### What you will do:
Return the full material exactly.

### Input for this task:

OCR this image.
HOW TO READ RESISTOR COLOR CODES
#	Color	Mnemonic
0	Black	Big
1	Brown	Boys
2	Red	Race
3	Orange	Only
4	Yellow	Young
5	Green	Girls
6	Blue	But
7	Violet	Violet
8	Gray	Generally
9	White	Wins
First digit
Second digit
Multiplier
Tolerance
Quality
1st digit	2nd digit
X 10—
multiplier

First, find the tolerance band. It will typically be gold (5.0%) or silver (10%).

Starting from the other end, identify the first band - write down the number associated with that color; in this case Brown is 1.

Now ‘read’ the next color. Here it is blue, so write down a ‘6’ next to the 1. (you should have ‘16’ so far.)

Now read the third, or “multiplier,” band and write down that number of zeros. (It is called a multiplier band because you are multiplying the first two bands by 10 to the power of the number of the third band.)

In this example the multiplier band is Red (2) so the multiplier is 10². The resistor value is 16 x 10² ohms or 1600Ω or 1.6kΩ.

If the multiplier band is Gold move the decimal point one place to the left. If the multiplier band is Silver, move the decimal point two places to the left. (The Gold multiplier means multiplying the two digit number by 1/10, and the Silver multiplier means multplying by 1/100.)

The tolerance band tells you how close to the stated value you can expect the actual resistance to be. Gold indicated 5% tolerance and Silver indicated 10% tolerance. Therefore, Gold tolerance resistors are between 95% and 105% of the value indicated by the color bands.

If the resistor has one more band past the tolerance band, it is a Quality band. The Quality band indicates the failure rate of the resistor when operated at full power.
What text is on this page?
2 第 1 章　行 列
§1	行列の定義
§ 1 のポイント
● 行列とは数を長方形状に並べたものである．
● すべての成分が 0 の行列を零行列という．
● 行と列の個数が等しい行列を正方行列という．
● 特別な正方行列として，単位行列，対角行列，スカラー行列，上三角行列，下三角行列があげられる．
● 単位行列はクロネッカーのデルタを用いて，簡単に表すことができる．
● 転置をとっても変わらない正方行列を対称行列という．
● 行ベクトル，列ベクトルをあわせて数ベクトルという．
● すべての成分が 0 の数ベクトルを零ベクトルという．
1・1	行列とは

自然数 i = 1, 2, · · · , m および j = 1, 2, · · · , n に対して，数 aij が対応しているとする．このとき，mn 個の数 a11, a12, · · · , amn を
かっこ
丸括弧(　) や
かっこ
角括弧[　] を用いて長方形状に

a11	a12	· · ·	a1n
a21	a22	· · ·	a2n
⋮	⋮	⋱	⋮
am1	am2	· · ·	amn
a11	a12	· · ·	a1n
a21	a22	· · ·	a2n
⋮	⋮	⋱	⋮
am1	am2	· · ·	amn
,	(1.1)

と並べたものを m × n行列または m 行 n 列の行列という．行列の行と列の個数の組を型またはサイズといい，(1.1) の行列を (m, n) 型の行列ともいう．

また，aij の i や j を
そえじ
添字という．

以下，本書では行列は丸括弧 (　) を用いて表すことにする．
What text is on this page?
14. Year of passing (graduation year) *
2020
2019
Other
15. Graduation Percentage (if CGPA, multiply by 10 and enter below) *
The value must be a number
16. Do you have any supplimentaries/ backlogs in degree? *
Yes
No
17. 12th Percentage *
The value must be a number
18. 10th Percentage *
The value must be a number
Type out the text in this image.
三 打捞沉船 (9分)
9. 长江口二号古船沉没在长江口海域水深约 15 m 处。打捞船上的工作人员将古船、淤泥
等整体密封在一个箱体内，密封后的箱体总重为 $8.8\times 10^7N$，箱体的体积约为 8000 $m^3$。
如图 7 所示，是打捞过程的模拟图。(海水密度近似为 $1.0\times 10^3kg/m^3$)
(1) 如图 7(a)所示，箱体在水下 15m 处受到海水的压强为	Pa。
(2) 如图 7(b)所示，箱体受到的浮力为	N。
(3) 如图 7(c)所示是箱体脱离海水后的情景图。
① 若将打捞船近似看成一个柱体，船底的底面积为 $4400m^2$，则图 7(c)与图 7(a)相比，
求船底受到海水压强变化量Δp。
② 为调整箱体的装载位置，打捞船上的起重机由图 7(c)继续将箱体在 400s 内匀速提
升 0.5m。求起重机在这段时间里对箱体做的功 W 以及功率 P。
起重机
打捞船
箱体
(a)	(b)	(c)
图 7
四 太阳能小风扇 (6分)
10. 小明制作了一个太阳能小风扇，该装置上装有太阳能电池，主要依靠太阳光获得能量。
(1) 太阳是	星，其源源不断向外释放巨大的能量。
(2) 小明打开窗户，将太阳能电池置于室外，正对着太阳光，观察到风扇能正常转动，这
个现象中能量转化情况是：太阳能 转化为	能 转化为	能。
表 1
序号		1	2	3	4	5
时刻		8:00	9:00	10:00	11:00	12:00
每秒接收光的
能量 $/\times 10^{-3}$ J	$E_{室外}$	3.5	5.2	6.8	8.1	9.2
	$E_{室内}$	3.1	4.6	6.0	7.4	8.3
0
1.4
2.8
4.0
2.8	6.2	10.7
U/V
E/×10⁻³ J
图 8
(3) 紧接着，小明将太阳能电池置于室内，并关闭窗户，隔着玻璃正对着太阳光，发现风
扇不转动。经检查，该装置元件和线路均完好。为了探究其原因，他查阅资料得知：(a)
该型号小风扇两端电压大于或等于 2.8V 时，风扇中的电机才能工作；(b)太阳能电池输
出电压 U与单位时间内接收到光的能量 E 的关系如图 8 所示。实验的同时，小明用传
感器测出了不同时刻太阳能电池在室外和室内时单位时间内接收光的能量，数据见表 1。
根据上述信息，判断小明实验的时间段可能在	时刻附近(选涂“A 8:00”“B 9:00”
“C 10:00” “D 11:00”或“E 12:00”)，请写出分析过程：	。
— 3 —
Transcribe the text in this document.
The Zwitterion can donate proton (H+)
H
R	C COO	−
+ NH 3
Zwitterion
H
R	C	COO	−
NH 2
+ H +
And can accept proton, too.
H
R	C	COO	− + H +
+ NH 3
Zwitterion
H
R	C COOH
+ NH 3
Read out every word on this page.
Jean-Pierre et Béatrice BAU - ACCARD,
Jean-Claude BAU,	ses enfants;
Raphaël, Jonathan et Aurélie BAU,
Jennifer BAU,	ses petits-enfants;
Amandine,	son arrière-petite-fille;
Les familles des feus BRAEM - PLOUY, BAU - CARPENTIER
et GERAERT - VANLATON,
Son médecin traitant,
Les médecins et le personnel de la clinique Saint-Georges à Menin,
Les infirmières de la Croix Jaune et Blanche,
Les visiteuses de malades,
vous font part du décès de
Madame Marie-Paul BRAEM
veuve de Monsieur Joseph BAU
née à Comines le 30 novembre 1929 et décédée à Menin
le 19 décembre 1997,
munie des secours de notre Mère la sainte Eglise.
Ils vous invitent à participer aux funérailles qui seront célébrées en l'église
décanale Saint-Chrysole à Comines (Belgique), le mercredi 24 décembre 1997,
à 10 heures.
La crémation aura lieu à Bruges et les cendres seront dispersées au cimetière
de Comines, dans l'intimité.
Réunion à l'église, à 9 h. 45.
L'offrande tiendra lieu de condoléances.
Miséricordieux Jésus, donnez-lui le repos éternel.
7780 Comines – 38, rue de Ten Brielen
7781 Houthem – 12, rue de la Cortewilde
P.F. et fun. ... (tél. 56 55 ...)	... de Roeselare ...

### Task solution:
OCR this image.
HOW TO READ RESISTOR COLOR CODES
#	Color	Mnemonic
0	Black	Big
1	Brown	Boys
2	Red	Race
3	Orange	Only
4	Yellow	Young
5	Green	Girls
6	Blue	But
7	Violet	Violet
8	Gray	Generally
9	White	Wins
First digit
Second digit
Multiplier
Tolerance
Quality
1st digit	2nd digit
X 10—
multiplier

First, find the tolerance band. It will typically be gold (5.0%) or silver (10%).

Starting from the other end, identify the first band - write down the number associated with that color; in this case Brown is 1.

Now ‘read’ the next color. Here it is blue, so write down a ‘6’ next to the 1. (you should have ‘16’ so far.)

Now read the third, or “multiplier,” band and write down that number of zeros. (It is called a multiplier band because you are multiplying the first two bands by 10 to the power of the number of the third band.)

In this example the multiplier band is Red (2) so the multiplier is 10². The resistor value is 16 x 10² ohms or 1600Ω or 1.6kΩ.

If the multiplier band is Gold move the decimal point one place to the left. If the multiplier band is Silver, move the decimal point two places to the left. (The Gold multiplier means multiplying the two digit number by 1/10, and the Silver multiplier means multplying by 1/100.)

The tolerance band tells you how close to the stated value you can expect the actual resistance to be. Gold indicated 5% tolerance and Silver indicated 10% tolerance. Therefore, Gold tolerance resistors are between 95% and 105% of the value indicated by the color bands.

If the resistor has one more band past the tolerance band, it is a Quality band. The Quality band indicates the failure rate of the resistor when operated at full power.
What text is on this page?
2 第 1 章　行 列
§1	行列の定義
§ 1 のポイント
● 行列とは数を長方形状に並べたものである．
● すべての成分が 0 の行列を零行列という．
● 行と列の個数が等しい行列を正方行列という．
● 特別な正方行列として，単位行列，対角行列，スカラー行列，上三角行列，下三角行列があげられる．
● 単位行列はクロネッカーのデルタを用いて，簡単に表すことができる．
● 転置をとっても変わらない正方行列を対称行列という．
● 行ベクトル，列ベクトルをあわせて数ベクトルという．
● すべての成分が 0 の数ベクトルを零ベクトルという．
1・1	行列とは

自然数 i = 1, 2, · · · , m および j = 1, 2, · · · , n に対して，数 aij が対応しているとする．このとき，mn 個の数 a11, a12, · · · , amn を
かっこ
丸括弧(　) や
かっこ
角括弧[　] を用いて長方形状に

a11	a12	· · ·	a1n
a21	a22	· · ·	a2n
⋮	⋮	⋱	⋮
am1	am2	· · ·	amn
a11	a12	· · ·	a1n
a21	a22	· · ·	a2n
⋮	⋮	⋱	⋮
am1	am2	· · ·	amn
,	(1.1)

と並べたものを m × n行列または m 行 n 列の行列という．行列の行と列の個数の組を型またはサイズといい，(1.1) の行列を (m, n) 型の行列ともいう．

また，aij の i や j を
そえじ
添字という．

以下，本書では行列は丸括弧 (　) を用いて表すことにする．
What text is on this page?
14. Year of passing (graduation year) *
2020
2019
Other
15. Graduation Percentage (if CGPA, multiply by 10 and enter below) *
The value must be a number
16. Do you have any supplimentaries/ backlogs in degree? *
Yes
No
17. 12th Percentage *
The value must be a number
18. 10th Percentage *
The value must be a number
Type out the text in this image.
三 打捞沉船 (9分)
9. 长江口二号古船沉没在长江口海域水深约 15 m 处。打捞船上的工作人员将古船、淤泥
等整体密封在一个箱体内，密封后的箱体总重为 $8.8\times 10^7N$，箱体的体积约为 8000 $m^3$。
如图 7 所示，是打捞过程的模拟图。(海水密度近似为 $1.0\times 10^3kg/m^3$)
(1) 如图 7(a)所示，箱体在水下 15m 处受到海水的压强为	Pa。
(2) 如图 7(b)所示，箱体受到的浮力为	N。
(3) 如图 7(c)所示是箱体脱离海水后的情景图。
① 若将打捞船近似看成一个柱体，船底的底面积为 $4400m^2$，则图 7(c)与图 7(a)相比，
求船底受到海水压强变化量Δp。
② 为调整箱体的装载位置，打捞船上的起重机由图 7(c)继续将箱体在 400s 内匀速提
升 0.5m。求起重机在这段时间里对箱体做的功 W 以及功率 P。
起重机
打捞船
箱体
(a)	(b)	(c)
图 7
四 太阳能小风扇 (6分)
10. 小明制作了一个太阳能小风扇，该装置上装有太阳能电池，主要依靠太阳光获得能量。
(1) 太阳是	星，其源源不断向外释放巨大的能量。
(2) 小明打开窗户，将太阳能电池置于室外，正对着太阳光，观察到风扇能正常转动，这
个现象中能量转化情况是：太阳能 转化为	能 转化为	能。
表 1
序号		1	2	3	4	5
时刻		8:00	9:00	10:00	11:00	12:00
每秒接收光的
能量 $/\times 10^{-3}$ J	$E_{室外}$	3.5	5.2	6.8	8.1	9.2
	$E_{室内}$	3.1	4.6	6.0	7.4	8.3
0
1.4
2.8
4.0
2.8	6.2	10.7
U/V
E/×10⁻³ J
图 8
(3) 紧接着，小明将太阳能电池置于室内，并关闭窗户，隔着玻璃正对着太阳光，发现风
扇不转动。经检查，该装置元件和线路均完好。为了探究其原因，他查阅资料得知：(a)
该型号小风扇两端电压大于或等于 2.8V 时，风扇中的电机才能工作；(b)太阳能电池输
出电压 U与单位时间内接收到光的能量 E 的关系如图 8 所示。实验的同时，小明用传
感器测出了不同时刻太阳能电池在室外和室内时单位时间内接收光的能量，数据见表 1。
根据上述信息，判断小明实验的时间段可能在	时刻附近(选涂“A 8:00”“B 9:00”
“C 10:00” “D 11:00”或“E 12:00”)，请写出分析过程：	。
— 3 —
Transcribe the text in this document.
The Zwitterion can donate proton (H+)
H
R	C COO	−
+ NH 3
Zwitterion
H
R	C	COO	−
NH 2
+ H +
And can accept proton, too.
H
R	C	COO	− + H +
+ NH 3
Zwitterion
H
R	C COOH
+ NH 3
Read out every word on this page.
Jean-Pierre et Béatrice BAU - ACCARD,
Jean-Claude BAU,	ses enfants;
Raphaël, Jonathan et Aurélie BAU,
Jennifer BAU,	ses petits-enfants;
Amandine,	son arrière-petite-fille;
Les familles des feus BRAEM - PLOUY, BAU - CARPENTIER
et GERAERT - VANLATON,
Son médecin traitant,
Les médecins et le personnel de la clinique Saint-Georges à Menin,
Les infirmières de la Croix Jaune et Blanche,
Les visiteuses de malades,
vous font part du décès de
Madame Marie-Paul BRAEM
veuve de Monsieur Joseph BAU
née à Comines le 30 novembre 1929 et décédée à Menin
le 19 décembre 1997,
munie des secours de notre Mère la sainte Eglise.
Ils vous invitent à participer aux funérailles qui seront célébrées en l'église
décanale Saint-Chrysole à Comines (Belgique), le mercredi 24 décembre 1997,
à 10 heures.
La crémation aura lieu à Bruges et les cendres seront dispersées au cimetière
de Comines, dans l'intimité.
Réunion à l'église, à 9 h. 45.
L'offrande tiendra lieu de condoléances.
Miséricordieux Jésus, donnez-lui le repos éternel.
7780 Comines – 38, rue de Ten Brielen
7781 Houthem – 12, rue de la Cortewilde
P.F. et fun. ... (tél. 56 55 ...)	... de Roeselare ...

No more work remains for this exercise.